• **REQUIREMENTS**: Scan the lines below for the word "nations". Copy each line you find it in.

-- Begin --

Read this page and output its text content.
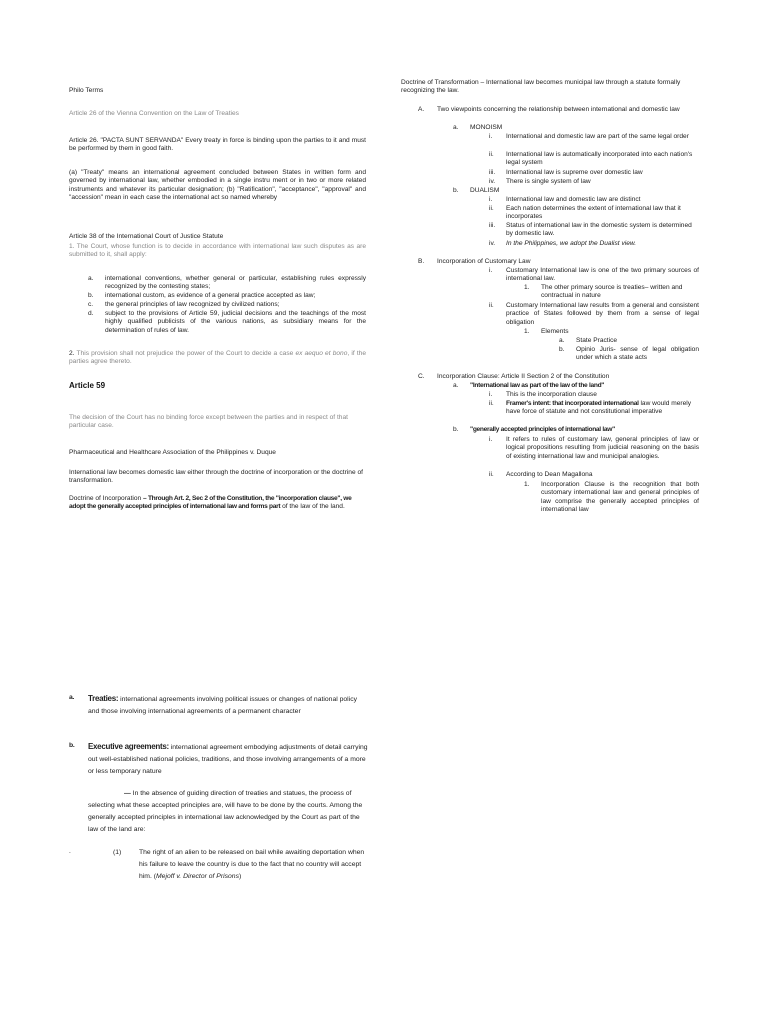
Philo Terms
Article 26 of the Vienna Convention on the Law of Treaties
Article 26. "PACTA SUNT SERVANDA" Every treaty in force is binding upon the parties to it and must be performed by them in good faith.
(a) "Treaty" means an international agreement concluded between States in written form and governed by international law, whether embodied in a single instru ment or in two or more related instruments and whatever its particular designation; (b) "Ratification", "acceptance", "approval" and "accession" mean in each case the international act so named whereby
Article 38 of the International Court of Justice Statute
1. The Court, whose function is to decide in accordance with international law such disputes as are submitted to it, shall apply:
a.	international conventions, whether general or particular, establishing rules expressly recognized by the contesting states;
b.	international custom, as evidence of a general practice accepted as law;
c.	the general principles of law recognized by civilized nations;
d.	subject to the provisions of Article 59, judicial decisions and the teachings of the most highly qualified publicists of the various nations, as subsidiary means for the determination of rules of law.
2. This provision shall not prejudice the power of the Court to decide a case ex aequo et bono, if the parties agree thereto.
Article 59
The decision of the Court has no binding force except between the parties and in respect of that particular case.
Pharmaceutical and Healthcare Association of the Philippines v. Duque
International law becomes domestic law either through the doctrine of incorporation or the doctrine of transformation.
Doctrine of Incorporation – Through Art. 2, Sec 2 of the Constitution, the "incorporation clause", we adopt the generally accepted principles of international law and forms part of the law of the land.
Doctrine of Transformation – International law becomes municipal law through a statute formally recognizing the law.
A.	Two viewpoints concerning the relationship between international and domestic law
a.	MONOISM
i.	International and domestic law are part of the same legal order
ii.	International law is automatically incorporated into each nation's legal system
iii.	International law is supreme over domestic law
iv.	There is single system of law
b.	DUALISM
i.	International law and domestic law are distinct
ii.	Each nation determines the extent of international law that it incorporates
iii.	Status of international law in the domestic system is determined by domestic law.
iv.	In the Philippines, we adopt the Dualist view.
B.	Incorporation of Customary Law
i.	Customary International law is one of the two primary sources of international law.
1.	The other primary source is treaties– written and contractual in nature
ii.	Customary International law results from a general and consistent practice of States followed by them from a sense of legal obligation
1.	Elements
a.	State Practice
b.	Opinio Juris- sense of legal obligation under which a state acts
C.	Incorporation Clause: Article II Section 2 of the Constitution
a.	"International law as part of the law of the land"
i.	This is the incorporation clause
ii.	Framer's intent: that incorporated international law would merely have force of statute and not constitutional imperative
b.	"generally accepted principles of international law"
i.	It refers to rules of customary law, general principles of law or logical propositions resulting from judicial reasoning on the basis of existing international law and municipal analogies.
ii.	According to Dean Magallona
1.	Incorporation Clause is the recognition that both customary international law and general principles of law comprise the generally accepted principles of international law
a.	Treaties: international agreements involving political issues or changes of national policy and those involving international agreements of a permanent character
b.	Executive agreements: international agreement embodying adjustments of detail carrying out well-established national policies, traditions, and those involving arrangements of a more or less temporary nature
— In the absence of guiding direction of treaties and statues, the process of selecting what these accepted principles are, will have to be done by the courts. Among the generally accepted principles in international law acknowledged by the Court as part of the law of the land are:
.	(1)	The right of an alien to be released on bail while awaiting deportation when his failure to leave the country is due to the fact that no country will accept him. (Mejoff v. Director of Prisons)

-- End --

• **ANSWER TO THE PROBLEM**:
c.	the general principles of law recognized by civilized nations;
d.	subject to the provisions of Article 59, judicial decisions and the teachings of the most highly qualified publicists of the various nations, as subsidiary means for the determination of rules of law.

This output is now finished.